## [Yapılacak iş]
Kadına yönelik cinsel şiddet üzerine yazıdan, "Kadına yönelik şiddet" ifadesinden başlayıp "sadece görünen kısmı." ifadesi de dahil olmak üzere o bölümü aynen alıntılayın.

## [Alıntılanan metin]
>>>>>
Kadına yönelik şiddet biçimlerinden biri de cinsel şiddettir. Kadınların yaşadığı cinsel taciz ve tecavüzün hangi boyutlarda olduğunu tam olarak bilmek mümkün olmasa da yapılan araştırmalar, yayınlanan istatistikler cinsel şiddetin oldukça yaygın olduğunu ortaya koyuyor. Her yıl yüzlerce kadının taciz ve tecavüz haberleri basına yansıyor.
Cinsel Şiddetle Mücadele Derneğinin 2019 yılı verilerine göre cinsel şiddete maruz kalanların yüzde 84’ünü kadınlar oluşturuyor.
Bunlar bilinenler. Ancak cinsel şiddetin açığa çıkması, çıkarılması özellikle Türkiye gibi ülkelerde oldukça zor. Yayınlanan rakamlar, basına yansıyan haberler buzdağının sadece görünen kısmı.
Kadına yönelik fiziksel ve cinsel şiddet ne yazık ki sadece erkek egemen gerici çevrelerde değil, zaman zaman sol-sosyalist, muhalif çevrelerde de gündeme geliyor.
HDP’de Yaşanılanlar
HDP Muş milletvekili Mensur Işık’ın eşine şiddet uyguladığı ve eşi Ebru Işık’ın uzun süre hastaneye gitmesine engel olduğu ortaya çıktı. Eşin şikayeti üzerine Mensur Işık’a 1. Aile Mahkemesi tarafından 6 ay evden uzaklaştırma cezası verildi.
<<<<<
## [Verilen bilgiler]
>>>>>
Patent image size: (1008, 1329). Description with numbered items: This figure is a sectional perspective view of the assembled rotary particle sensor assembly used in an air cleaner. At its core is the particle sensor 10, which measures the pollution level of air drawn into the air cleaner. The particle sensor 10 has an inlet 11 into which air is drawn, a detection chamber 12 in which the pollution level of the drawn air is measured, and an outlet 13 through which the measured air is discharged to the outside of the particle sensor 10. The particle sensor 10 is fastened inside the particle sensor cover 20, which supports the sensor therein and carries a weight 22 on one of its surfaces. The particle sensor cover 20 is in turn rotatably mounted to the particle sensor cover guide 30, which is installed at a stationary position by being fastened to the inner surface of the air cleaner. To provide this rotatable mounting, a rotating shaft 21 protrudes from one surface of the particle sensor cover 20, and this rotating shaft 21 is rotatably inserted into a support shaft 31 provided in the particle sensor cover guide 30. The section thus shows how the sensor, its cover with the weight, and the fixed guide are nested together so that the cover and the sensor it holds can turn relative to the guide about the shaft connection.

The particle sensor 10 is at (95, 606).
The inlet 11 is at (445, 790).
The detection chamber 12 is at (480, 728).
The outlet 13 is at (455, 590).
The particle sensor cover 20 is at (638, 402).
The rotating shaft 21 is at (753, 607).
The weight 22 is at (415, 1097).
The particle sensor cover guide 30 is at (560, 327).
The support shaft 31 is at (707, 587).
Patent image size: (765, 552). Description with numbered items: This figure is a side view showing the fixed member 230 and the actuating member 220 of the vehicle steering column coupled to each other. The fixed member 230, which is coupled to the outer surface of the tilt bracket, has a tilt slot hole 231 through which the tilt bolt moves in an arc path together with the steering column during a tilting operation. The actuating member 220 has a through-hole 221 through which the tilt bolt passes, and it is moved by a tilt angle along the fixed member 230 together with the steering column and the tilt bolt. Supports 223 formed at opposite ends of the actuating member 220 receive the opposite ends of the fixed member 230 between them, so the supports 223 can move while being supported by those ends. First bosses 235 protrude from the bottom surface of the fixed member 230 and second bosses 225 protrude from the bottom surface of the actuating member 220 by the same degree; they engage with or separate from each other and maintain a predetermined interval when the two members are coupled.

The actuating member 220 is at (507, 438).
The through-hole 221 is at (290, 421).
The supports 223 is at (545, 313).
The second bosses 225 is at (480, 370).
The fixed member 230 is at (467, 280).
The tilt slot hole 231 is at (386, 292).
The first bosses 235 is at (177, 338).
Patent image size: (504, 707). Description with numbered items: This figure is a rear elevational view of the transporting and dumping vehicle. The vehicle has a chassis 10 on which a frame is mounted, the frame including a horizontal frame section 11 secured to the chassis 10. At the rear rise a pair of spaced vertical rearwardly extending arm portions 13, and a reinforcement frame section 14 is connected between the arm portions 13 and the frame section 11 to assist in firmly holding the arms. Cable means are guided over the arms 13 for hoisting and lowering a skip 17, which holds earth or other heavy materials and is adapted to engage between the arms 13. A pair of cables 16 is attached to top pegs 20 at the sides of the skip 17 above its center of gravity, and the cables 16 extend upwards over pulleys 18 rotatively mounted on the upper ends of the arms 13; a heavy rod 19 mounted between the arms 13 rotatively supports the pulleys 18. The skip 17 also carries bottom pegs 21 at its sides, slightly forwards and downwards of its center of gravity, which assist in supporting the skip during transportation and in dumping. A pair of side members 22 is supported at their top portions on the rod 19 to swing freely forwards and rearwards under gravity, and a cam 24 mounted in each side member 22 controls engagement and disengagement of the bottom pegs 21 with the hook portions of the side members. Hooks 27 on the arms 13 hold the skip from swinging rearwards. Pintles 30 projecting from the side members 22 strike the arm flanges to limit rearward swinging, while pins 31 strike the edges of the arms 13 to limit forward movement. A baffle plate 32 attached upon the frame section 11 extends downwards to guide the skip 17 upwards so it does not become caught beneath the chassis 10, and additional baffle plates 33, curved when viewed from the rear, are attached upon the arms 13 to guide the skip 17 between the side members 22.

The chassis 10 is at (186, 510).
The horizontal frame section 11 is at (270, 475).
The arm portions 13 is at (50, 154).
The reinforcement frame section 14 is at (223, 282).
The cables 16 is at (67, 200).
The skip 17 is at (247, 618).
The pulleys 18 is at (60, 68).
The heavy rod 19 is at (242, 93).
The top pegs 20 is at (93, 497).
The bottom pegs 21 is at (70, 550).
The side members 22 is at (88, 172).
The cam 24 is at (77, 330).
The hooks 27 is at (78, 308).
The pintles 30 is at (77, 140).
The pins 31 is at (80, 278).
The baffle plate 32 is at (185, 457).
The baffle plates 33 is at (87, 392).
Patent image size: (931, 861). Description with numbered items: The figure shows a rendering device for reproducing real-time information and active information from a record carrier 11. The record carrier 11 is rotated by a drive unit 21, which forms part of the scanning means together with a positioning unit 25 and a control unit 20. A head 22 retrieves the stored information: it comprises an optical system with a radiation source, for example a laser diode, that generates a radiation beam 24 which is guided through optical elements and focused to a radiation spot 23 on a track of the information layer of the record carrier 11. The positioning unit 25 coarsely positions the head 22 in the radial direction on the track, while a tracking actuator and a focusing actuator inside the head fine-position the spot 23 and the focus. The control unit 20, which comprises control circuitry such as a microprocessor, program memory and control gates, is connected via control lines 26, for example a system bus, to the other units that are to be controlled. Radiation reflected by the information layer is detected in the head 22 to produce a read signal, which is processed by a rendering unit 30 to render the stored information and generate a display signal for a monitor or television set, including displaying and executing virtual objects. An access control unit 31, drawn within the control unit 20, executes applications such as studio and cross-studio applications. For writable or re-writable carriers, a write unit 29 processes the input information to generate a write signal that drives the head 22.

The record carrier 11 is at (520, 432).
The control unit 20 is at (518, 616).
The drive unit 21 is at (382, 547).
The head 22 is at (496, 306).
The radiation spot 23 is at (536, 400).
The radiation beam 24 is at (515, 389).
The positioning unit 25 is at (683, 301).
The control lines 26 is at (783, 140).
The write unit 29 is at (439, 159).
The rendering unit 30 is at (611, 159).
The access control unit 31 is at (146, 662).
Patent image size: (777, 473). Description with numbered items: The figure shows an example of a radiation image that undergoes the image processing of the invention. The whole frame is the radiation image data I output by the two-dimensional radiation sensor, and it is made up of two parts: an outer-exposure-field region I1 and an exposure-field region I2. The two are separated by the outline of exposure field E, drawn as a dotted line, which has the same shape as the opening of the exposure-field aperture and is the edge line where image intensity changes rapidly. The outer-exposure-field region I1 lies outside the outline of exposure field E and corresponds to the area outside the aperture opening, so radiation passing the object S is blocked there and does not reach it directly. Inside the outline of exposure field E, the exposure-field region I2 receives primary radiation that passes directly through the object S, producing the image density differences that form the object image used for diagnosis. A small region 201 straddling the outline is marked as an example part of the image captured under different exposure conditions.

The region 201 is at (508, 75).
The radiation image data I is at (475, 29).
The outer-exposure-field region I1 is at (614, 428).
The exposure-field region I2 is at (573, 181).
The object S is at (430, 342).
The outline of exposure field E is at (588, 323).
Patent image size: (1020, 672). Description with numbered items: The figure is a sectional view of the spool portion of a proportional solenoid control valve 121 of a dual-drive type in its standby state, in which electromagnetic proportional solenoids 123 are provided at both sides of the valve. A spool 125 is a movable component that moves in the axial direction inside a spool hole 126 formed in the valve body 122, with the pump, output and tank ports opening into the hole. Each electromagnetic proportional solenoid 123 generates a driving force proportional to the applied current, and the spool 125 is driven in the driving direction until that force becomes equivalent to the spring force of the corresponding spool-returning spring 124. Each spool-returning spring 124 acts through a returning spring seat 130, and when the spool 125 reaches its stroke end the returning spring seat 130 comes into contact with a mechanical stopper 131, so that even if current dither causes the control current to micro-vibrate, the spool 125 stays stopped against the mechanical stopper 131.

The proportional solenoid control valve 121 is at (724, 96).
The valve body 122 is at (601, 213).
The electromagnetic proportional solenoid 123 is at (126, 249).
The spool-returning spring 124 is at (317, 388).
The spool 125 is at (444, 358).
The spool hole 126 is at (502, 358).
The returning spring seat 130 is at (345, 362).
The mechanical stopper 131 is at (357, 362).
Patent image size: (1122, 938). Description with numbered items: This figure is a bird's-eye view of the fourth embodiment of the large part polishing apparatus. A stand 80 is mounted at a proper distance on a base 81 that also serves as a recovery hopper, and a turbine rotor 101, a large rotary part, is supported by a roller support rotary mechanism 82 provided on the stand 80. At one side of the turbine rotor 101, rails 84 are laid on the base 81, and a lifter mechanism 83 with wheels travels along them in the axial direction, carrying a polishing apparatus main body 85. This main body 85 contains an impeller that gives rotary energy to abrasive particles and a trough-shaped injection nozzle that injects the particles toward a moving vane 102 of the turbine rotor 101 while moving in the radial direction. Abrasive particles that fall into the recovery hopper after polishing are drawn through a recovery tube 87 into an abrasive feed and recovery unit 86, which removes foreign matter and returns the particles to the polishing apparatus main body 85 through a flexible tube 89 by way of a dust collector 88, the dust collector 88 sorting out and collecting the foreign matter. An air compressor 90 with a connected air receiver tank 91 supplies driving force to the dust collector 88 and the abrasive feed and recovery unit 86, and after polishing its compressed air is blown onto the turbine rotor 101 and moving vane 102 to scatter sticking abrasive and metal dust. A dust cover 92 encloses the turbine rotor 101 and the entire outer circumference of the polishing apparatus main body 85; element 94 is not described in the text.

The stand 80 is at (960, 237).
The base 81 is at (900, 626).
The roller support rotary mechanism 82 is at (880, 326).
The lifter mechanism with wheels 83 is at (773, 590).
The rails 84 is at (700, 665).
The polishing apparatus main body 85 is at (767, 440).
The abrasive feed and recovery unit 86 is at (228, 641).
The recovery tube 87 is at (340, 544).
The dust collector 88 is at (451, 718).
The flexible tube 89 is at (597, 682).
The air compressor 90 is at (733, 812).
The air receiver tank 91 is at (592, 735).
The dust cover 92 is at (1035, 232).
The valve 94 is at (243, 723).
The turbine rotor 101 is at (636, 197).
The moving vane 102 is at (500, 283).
<<<<<
## [Yanıt]
Kadına yönelik şiddet biçimlerinden biri de cinsel şiddettir. Kadınların yaşadığı cinsel taciz ve tecavüzün hangi boyutlarda olduğunu tam olarak bilmek mümkün olmasa da yapılan araştırmalar, yayınlanan istatistikler cinsel şiddetin oldukça yaygın olduğunu ortaya koyuyor. Her yıl yüzlerce kadının taciz ve tecavüz haberleri basına yansıyor.
Cinsel Şiddetle Mücadele Derneğinin 2019 yılı verilerine göre cinsel şiddete maruz kalanların yüzde 84’ünü kadınlar oluşturuyor.
Bunlar bilinenler. Ancak cinsel şiddetin açığa çıkması, çıkarılması özellikle Türkiye gibi ülkelerde oldukça zor. Yayınlanan rakamlar, basına yansıyan haberler buzdağının sadece görünen kısmı.